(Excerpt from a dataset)

# # # # # # #

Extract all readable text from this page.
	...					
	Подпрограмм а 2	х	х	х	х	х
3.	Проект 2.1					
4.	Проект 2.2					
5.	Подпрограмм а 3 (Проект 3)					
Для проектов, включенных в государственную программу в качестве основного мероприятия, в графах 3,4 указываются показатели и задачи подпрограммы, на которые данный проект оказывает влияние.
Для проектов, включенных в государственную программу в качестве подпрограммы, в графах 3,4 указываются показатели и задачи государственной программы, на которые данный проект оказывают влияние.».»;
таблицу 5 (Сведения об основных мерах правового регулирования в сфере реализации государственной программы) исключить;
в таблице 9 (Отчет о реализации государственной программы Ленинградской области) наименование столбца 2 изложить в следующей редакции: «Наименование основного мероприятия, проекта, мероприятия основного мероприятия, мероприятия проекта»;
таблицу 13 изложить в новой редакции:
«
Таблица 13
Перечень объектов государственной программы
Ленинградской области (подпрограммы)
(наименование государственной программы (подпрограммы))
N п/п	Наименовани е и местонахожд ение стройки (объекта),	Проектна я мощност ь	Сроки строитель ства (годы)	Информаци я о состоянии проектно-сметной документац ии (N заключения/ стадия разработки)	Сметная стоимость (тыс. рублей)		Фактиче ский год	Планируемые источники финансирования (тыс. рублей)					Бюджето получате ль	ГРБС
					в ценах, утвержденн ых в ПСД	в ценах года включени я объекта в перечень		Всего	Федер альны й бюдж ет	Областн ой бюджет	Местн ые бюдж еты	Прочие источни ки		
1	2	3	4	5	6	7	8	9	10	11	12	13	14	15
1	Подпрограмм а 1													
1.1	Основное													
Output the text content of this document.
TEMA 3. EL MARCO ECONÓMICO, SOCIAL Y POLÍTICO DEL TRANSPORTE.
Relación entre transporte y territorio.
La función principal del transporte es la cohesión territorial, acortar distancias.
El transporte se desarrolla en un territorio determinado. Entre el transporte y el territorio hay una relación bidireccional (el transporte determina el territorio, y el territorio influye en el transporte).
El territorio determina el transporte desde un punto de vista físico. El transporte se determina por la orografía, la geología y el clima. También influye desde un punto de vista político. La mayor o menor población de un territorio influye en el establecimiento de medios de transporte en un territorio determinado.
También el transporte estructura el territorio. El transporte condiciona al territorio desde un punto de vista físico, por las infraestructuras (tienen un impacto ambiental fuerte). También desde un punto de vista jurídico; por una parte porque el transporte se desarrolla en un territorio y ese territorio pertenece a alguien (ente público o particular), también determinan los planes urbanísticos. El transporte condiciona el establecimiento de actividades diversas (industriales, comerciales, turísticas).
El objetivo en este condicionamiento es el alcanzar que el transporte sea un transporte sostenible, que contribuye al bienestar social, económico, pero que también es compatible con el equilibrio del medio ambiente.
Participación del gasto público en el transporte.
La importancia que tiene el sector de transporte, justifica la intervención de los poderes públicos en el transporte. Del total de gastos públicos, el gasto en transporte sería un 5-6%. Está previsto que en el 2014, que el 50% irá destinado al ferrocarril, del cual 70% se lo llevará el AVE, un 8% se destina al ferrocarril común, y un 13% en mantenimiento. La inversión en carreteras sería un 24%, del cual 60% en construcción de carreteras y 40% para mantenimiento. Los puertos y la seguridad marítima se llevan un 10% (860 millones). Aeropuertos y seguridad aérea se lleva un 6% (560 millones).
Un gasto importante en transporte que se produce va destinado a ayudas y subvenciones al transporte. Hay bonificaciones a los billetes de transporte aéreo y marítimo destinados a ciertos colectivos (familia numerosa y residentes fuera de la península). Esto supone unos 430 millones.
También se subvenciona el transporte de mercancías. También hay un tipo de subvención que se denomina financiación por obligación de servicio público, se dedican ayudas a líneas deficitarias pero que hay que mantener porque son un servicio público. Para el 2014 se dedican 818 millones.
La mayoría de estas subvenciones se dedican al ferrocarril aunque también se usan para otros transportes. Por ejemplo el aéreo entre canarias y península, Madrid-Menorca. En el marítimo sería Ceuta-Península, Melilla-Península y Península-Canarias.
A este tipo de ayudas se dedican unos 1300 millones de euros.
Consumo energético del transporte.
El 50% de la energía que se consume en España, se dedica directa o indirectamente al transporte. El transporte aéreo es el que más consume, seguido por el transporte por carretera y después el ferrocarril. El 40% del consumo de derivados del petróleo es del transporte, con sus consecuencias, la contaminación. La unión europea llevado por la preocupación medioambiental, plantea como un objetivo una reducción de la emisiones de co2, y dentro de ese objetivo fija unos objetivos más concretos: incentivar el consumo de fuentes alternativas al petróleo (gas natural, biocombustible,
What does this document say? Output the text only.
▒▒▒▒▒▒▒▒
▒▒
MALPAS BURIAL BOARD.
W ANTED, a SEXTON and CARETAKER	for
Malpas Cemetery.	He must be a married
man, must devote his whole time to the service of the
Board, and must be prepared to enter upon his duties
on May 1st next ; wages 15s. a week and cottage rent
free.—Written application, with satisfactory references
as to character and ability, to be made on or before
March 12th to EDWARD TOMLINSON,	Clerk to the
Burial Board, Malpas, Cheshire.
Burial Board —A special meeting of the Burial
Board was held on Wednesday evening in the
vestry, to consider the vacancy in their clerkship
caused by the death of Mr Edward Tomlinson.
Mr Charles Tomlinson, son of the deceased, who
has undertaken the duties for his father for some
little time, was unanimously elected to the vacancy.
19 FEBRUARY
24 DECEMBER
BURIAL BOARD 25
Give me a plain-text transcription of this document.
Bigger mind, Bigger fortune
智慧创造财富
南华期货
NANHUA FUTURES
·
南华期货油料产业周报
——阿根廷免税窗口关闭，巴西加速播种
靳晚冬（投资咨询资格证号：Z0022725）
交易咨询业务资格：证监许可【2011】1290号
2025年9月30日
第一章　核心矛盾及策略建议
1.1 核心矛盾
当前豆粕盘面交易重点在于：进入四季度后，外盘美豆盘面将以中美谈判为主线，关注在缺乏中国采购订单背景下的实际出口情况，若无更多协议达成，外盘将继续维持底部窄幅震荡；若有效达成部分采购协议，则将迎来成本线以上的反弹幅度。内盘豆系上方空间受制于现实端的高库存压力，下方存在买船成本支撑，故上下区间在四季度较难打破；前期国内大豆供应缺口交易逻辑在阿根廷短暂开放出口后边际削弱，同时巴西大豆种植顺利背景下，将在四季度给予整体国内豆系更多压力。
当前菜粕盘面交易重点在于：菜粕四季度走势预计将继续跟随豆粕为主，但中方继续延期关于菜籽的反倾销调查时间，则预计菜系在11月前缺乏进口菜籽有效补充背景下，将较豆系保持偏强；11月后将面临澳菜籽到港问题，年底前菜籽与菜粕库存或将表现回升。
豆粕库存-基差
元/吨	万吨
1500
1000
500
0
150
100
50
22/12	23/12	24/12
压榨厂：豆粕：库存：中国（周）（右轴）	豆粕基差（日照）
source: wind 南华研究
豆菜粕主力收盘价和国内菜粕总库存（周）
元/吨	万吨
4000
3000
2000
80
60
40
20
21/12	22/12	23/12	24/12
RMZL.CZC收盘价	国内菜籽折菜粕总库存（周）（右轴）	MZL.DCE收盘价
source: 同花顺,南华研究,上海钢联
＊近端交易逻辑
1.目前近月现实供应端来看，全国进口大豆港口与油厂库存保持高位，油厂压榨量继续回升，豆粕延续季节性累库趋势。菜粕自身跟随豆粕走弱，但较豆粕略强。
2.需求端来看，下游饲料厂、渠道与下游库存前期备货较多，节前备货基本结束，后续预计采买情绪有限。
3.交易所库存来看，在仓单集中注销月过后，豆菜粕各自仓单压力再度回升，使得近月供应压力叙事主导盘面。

# # # # # # #

— GIVEN INSTRUCTION —
Reproduce every line above without error.

— TASK OUTPUT —
Extract all readable text from this page.
	...					
	Подпрограмм а 2	х	х	х	х	х
3.	Проект 2.1					
4.	Проект 2.2					
5.	Подпрограмм а 3 (Проект 3)					
Для проектов, включенных в государственную программу в качестве основного мероприятия, в графах 3,4 указываются показатели и задачи подпрограммы, на которые данный проект оказывает влияние.
Для проектов, включенных в государственную программу в качестве подпрограммы, в графах 3,4 указываются показатели и задачи государственной программы, на которые данный проект оказывают влияние.».»;
таблицу 5 (Сведения об основных мерах правового регулирования в сфере реализации государственной программы) исключить;
в таблице 9 (Отчет о реализации государственной программы Ленинградской области) наименование столбца 2 изложить в следующей редакции: «Наименование основного мероприятия, проекта, мероприятия основного мероприятия, мероприятия проекта»;
таблицу 13 изложить в новой редакции:
«
Таблица 13
Перечень объектов государственной программы
Ленинградской области (подпрограммы)
(наименование государственной программы (подпрограммы))
N п/п	Наименовани е и местонахожд ение стройки (объекта),	Проектна я мощност ь	Сроки строитель ства (годы)	Информаци я о состоянии проектно-сметной документац ии (N заключения/ стадия разработки)	Сметная стоимость (тыс. рублей)		Фактиче ский год	Планируемые источники финансирования (тыс. рублей)					Бюджето получате ль	ГРБС
					в ценах, утвержденн ых в ПСД	в ценах года включени я объекта в перечень		Всего	Федер альны й бюдж ет	Областн ой бюджет	Местн ые бюдж еты	Прочие источни ки		
1	2	3	4	5	6	7	8	9	10	11	12	13	14	15
1	Подпрограмм а 1													
1.1	Основное													
Output the text content of this document.
TEMA 3. EL MARCO ECONÓMICO, SOCIAL Y POLÍTICO DEL TRANSPORTE.
Relación entre transporte y territorio.
La función principal del transporte es la cohesión territorial, acortar distancias.
El transporte se desarrolla en un territorio determinado. Entre el transporte y el territorio hay una relación bidireccional (el transporte determina el territorio, y el territorio influye en el transporte).
El territorio determina el transporte desde un punto de vista físico. El transporte se determina por la orografía, la geología y el clima. También influye desde un punto de vista político. La mayor o menor población de un territorio influye en el establecimiento de medios de transporte en un territorio determinado.
También el transporte estructura el territorio. El transporte condiciona al territorio desde un punto de vista físico, por las infraestructuras (tienen un impacto ambiental fuerte). También desde un punto de vista jurídico; por una parte porque el transporte se desarrolla en un territorio y ese territorio pertenece a alguien (ente público o particular), también determinan los planes urbanísticos. El transporte condiciona el establecimiento de actividades diversas (industriales, comerciales, turísticas).
El objetivo en este condicionamiento es el alcanzar que el transporte sea un transporte sostenible, que contribuye al bienestar social, económico, pero que también es compatible con el equilibrio del medio ambiente.
Participación del gasto público en el transporte.
La importancia que tiene el sector de transporte, justifica la intervención de los poderes públicos en el transporte. Del total de gastos públicos, el gasto en transporte sería un 5-6%. Está previsto que en el 2014, que el 50% irá destinado al ferrocarril, del cual 70% se lo llevará el AVE, un 8% se destina al ferrocarril común, y un 13% en mantenimiento. La inversión en carreteras sería un 24%, del cual 60% en construcción de carreteras y 40% para mantenimiento. Los puertos y la seguridad marítima se llevan un 10% (860 millones). Aeropuertos y seguridad aérea se lleva un 6% (560 millones).
Un gasto importante en transporte que se produce va destinado a ayudas y subvenciones al transporte. Hay bonificaciones a los billetes de transporte aéreo y marítimo destinados a ciertos colectivos (familia numerosa y residentes fuera de la península). Esto supone unos 430 millones.
También se subvenciona el transporte de mercancías. También hay un tipo de subvención que se denomina financiación por obligación de servicio público, se dedican ayudas a líneas deficitarias pero que hay que mantener porque son un servicio público. Para el 2014 se dedican 818 millones.
La mayoría de estas subvenciones se dedican al ferrocarril aunque también se usan para otros transportes. Por ejemplo el aéreo entre canarias y península, Madrid-Menorca. En el marítimo sería Ceuta-Península, Melilla-Península y Península-Canarias.
A este tipo de ayudas se dedican unos 1300 millones de euros.
Consumo energético del transporte.
El 50% de la energía que se consume en España, se dedica directa o indirectamente al transporte. El transporte aéreo es el que más consume, seguido por el transporte por carretera y después el ferrocarril. El 40% del consumo de derivados del petróleo es del transporte, con sus consecuencias, la contaminación. La unión europea llevado por la preocupación medioambiental, plantea como un objetivo una reducción de la emisiones de co2, y dentro de ese objetivo fija unos objetivos más concretos: incentivar el consumo de fuentes alternativas al petróleo (gas natural, biocombustible,
What does this document say? Output the text only.
▒▒▒▒▒▒▒▒
▒▒
MALPAS BURIAL BOARD.
W ANTED, a SEXTON and CARETAKER	for
Malpas Cemetery.	He must be a married
man, must devote his whole time to the service of the
Board, and must be prepared to enter upon his duties
on May 1st next ; wages 15s. a week and cottage rent
free.—Written application, with satisfactory references
as to character and ability, to be made on or before
March 12th to EDWARD TOMLINSON,	Clerk to the
Burial Board, Malpas, Cheshire.
Burial Board —A special meeting of the Burial
Board was held on Wednesday evening in the
vestry, to consider the vacancy in their clerkship
caused by the death of Mr Edward Tomlinson.
Mr Charles Tomlinson, son of the deceased, who
has undertaken the duties for his father for some
little time, was unanimously elected to the vacancy.
19 FEBRUARY
24 DECEMBER
BURIAL BOARD 25
Give me a plain-text transcription of this document.
Bigger mind, Bigger fortune
智慧创造财富
南华期货
NANHUA FUTURES
·
南华期货油料产业周报
——阿根廷免税窗口关闭，巴西加速播种
靳晚冬（投资咨询资格证号：Z0022725）
交易咨询业务资格：证监许可【2011】1290号
2025年9月30日
第一章　核心矛盾及策略建议
1.1 核心矛盾
当前豆粕盘面交易重点在于：进入四季度后，外盘美豆盘面将以中美谈判为主线，关注在缺乏中国采购订单背景下的实际出口情况，若无更多协议达成，外盘将继续维持底部窄幅震荡；若有效达成部分采购协议，则将迎来成本线以上的反弹幅度。内盘豆系上方空间受制于现实端的高库存压力，下方存在买船成本支撑，故上下区间在四季度较难打破；前期国内大豆供应缺口交易逻辑在阿根廷短暂开放出口后边际削弱，同时巴西大豆种植顺利背景下，将在四季度给予整体国内豆系更多压力。
当前菜粕盘面交易重点在于：菜粕四季度走势预计将继续跟随豆粕为主，但中方继续延期关于菜籽的反倾销调查时间，则预计菜系在11月前缺乏进口菜籽有效补充背景下，将较豆系保持偏强；11月后将面临澳菜籽到港问题，年底前菜籽与菜粕库存或将表现回升。
豆粕库存-基差
元/吨	万吨
1500
1000
500
0
150
100
50
22/12	23/12	24/12
压榨厂：豆粕：库存：中国（周）（右轴）	豆粕基差（日照）
source: wind 南华研究
豆菜粕主力收盘价和国内菜粕总库存（周）
元/吨	万吨
4000
3000
2000
80
60
40
20
21/12	22/12	23/12	24/12
RMZL.CZC收盘价	国内菜籽折菜粕总库存（周）（右轴）	MZL.DCE收盘价
source: 同花顺,南华研究,上海钢联
＊近端交易逻辑
1.目前近月现实供应端来看，全国进口大豆港口与油厂库存保持高位，油厂压榨量继续回升，豆粕延续季节性累库趋势。菜粕自身跟随豆粕走弱，但较豆粕略强。
2.需求端来看，下游饲料厂、渠道与下游库存前期备货较多，节前备货基本结束，后续预计采买情绪有限。
3.交易所库存来看，在仓单集中注销月过后，豆菜粕各自仓单压力再度回升，使得近月供应压力叙事主导盘面。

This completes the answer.